(A run of records)
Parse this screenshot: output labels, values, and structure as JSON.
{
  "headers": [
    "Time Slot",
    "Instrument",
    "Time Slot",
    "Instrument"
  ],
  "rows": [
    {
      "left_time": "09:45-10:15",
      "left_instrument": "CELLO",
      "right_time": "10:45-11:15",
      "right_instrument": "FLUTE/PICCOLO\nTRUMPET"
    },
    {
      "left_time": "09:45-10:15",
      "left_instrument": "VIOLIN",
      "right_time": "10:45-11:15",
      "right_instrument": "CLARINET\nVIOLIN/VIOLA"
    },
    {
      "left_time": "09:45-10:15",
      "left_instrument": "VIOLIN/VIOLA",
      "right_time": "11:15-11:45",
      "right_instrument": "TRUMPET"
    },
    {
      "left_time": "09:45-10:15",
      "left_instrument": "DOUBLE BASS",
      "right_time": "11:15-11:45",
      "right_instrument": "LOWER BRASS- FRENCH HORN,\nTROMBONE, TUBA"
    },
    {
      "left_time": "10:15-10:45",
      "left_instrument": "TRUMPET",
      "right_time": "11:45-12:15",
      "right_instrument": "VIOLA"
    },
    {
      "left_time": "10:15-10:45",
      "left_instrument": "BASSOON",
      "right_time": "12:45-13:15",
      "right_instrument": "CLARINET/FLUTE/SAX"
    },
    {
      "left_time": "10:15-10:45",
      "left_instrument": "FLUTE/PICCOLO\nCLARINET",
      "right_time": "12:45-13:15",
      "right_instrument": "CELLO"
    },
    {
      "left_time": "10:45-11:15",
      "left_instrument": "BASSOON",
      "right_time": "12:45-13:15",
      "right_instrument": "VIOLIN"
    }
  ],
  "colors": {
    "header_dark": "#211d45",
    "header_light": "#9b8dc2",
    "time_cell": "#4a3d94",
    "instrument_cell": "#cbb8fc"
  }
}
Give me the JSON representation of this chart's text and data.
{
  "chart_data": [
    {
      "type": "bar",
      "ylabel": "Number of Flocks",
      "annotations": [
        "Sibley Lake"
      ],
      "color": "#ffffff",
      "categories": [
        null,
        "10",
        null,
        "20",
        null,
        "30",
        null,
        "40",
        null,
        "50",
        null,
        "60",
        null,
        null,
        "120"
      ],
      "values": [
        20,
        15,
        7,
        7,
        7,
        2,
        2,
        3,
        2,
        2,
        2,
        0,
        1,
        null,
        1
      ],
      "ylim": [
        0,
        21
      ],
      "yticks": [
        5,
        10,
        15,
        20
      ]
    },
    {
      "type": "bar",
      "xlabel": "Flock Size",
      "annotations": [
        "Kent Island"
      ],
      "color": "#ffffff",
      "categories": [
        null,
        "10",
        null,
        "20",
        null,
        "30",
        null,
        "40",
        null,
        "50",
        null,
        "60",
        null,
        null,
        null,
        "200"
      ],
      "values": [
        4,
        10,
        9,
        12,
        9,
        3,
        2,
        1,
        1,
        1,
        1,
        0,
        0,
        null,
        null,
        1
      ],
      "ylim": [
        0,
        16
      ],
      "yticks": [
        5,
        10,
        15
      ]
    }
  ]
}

OBJECTIVE
Read the data above and pull out each line that holds the string "JSON".

WRITTEN SOLUTION
Parse this screenshot: output labels, values, and structure as JSON.
Give me the JSON representation of this chart's text and data.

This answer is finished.